→ SET PROBLEM:
Single out each line with the word "JSON" and copy it.

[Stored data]
━━━━━━━━━━━━━━━━

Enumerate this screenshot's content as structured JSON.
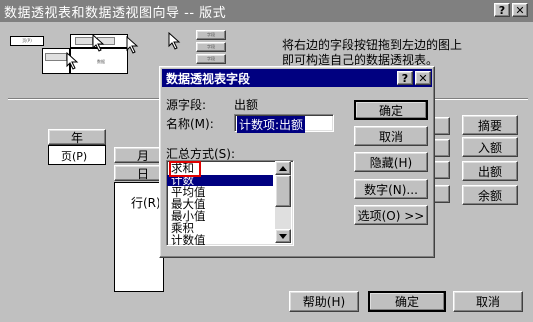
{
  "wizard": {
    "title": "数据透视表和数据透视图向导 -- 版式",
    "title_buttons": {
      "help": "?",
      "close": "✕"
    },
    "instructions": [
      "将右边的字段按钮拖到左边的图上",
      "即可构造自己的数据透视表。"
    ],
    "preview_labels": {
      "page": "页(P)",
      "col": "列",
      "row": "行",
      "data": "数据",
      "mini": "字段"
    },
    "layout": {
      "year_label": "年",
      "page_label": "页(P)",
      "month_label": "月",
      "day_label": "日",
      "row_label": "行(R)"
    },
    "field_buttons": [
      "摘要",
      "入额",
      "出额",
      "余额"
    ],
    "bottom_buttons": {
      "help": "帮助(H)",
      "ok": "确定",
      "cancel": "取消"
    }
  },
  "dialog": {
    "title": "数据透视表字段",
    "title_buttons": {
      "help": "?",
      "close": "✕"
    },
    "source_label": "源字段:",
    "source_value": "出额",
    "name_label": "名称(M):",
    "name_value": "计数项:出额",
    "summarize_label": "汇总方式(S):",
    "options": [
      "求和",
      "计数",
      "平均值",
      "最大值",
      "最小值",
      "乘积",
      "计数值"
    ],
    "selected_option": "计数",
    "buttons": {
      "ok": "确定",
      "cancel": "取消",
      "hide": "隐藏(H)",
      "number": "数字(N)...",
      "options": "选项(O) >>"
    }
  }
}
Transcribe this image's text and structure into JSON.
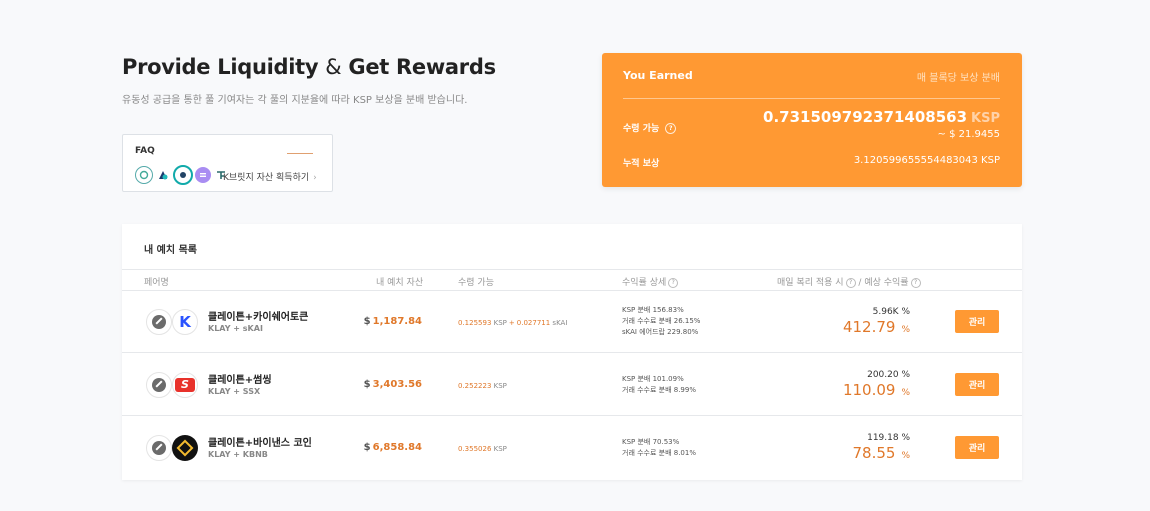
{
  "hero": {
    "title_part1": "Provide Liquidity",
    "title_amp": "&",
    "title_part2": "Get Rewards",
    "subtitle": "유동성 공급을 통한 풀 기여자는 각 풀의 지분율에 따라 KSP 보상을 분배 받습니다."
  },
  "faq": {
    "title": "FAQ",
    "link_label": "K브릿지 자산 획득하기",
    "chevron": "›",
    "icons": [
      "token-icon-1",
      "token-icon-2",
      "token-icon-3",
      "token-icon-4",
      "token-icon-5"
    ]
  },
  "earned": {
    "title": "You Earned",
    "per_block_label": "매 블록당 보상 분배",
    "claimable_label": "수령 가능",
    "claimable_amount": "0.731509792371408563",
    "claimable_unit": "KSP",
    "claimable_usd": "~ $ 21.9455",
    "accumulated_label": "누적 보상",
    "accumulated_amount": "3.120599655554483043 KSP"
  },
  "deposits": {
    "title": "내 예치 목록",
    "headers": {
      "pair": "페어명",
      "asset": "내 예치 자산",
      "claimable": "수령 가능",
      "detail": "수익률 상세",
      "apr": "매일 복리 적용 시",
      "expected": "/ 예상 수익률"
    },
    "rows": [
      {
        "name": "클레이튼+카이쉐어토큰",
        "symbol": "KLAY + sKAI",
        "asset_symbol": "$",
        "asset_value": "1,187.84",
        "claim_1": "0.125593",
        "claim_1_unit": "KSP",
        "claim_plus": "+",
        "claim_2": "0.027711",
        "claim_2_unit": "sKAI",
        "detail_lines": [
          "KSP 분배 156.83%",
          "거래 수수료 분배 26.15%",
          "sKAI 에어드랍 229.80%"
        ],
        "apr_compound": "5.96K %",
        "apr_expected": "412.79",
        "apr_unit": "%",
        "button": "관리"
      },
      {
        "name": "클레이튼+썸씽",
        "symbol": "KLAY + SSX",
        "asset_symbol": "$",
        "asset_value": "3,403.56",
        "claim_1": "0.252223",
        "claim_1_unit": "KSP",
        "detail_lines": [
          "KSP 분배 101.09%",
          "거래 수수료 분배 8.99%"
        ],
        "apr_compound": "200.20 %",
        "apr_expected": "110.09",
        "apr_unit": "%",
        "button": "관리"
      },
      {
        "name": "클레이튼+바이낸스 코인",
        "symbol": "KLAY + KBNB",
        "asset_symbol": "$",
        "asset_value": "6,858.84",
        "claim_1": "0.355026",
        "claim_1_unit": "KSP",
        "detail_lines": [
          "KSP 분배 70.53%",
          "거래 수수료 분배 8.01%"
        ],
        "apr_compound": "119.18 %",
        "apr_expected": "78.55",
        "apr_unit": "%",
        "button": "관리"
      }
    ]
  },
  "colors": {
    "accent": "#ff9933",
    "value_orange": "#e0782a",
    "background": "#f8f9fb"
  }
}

━━━━━━━━━━━━━━━━

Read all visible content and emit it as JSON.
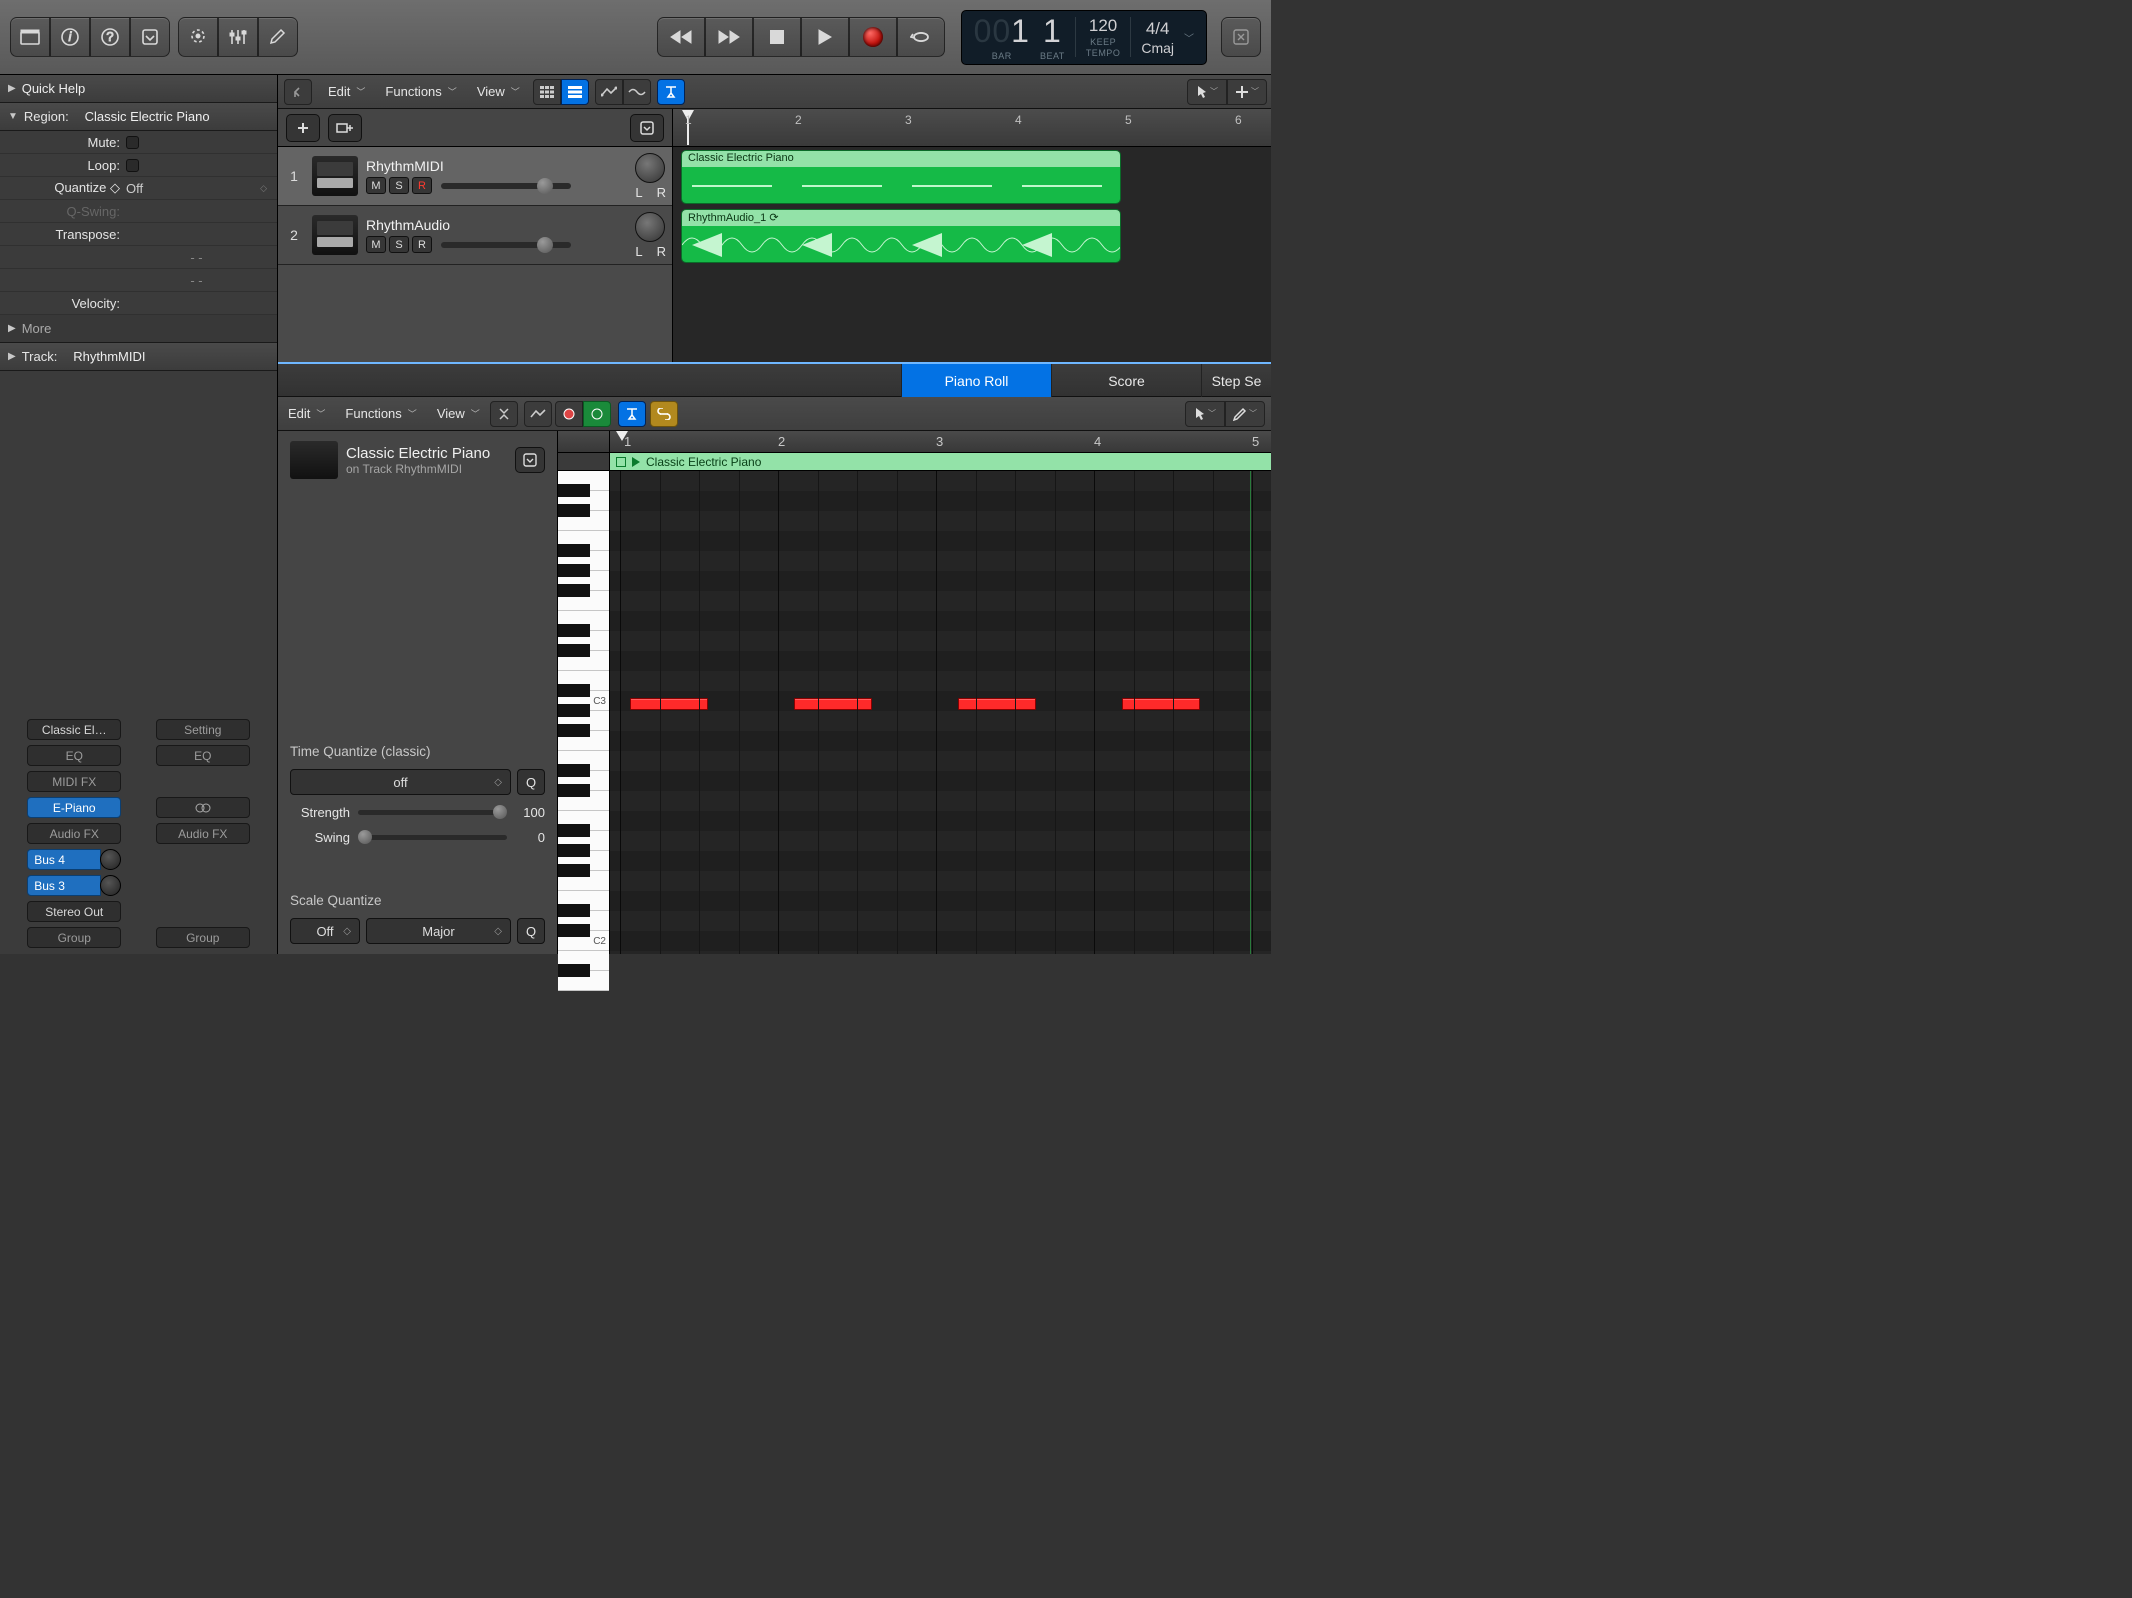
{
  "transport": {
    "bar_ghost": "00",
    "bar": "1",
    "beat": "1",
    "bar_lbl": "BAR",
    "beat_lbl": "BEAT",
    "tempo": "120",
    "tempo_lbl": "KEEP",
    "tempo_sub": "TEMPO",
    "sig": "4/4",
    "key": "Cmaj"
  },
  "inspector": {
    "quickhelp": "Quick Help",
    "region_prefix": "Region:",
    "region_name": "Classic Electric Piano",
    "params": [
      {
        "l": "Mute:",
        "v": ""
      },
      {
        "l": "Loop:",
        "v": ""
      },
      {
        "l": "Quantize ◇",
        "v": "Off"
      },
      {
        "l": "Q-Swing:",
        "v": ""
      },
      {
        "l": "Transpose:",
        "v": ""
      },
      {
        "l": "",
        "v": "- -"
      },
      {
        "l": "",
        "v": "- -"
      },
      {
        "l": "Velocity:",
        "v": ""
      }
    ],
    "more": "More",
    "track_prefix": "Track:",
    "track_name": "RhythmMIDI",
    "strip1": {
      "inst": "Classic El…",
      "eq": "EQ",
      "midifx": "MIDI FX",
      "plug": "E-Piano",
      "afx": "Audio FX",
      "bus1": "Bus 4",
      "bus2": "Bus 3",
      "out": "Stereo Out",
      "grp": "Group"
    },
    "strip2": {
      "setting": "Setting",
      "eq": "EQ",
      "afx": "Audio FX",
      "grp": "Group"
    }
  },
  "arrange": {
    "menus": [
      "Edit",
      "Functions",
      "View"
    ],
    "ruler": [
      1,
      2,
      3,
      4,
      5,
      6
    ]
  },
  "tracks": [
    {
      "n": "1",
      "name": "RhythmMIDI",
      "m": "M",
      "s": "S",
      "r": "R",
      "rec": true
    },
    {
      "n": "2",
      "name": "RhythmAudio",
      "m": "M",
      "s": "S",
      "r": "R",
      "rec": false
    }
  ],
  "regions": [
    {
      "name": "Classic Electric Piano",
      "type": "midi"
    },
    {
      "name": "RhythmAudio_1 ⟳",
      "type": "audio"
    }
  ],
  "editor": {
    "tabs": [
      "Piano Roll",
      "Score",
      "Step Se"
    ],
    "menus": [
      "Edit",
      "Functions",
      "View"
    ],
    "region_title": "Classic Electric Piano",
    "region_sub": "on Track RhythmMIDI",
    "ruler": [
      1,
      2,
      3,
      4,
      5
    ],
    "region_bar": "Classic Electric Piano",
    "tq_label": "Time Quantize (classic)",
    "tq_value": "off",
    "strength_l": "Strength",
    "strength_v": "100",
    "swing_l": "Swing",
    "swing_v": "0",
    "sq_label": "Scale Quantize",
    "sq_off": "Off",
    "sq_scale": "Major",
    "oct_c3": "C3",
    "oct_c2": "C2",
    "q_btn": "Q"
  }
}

━━━━━━━━━━━━━━━━

→ OUTPUT FOR THIS EXERCISE:
Enumerate this screenshot's content as structured JSON.
Transcribe this image's text and structure into JSON.
Read all visible content and emit it as JSON.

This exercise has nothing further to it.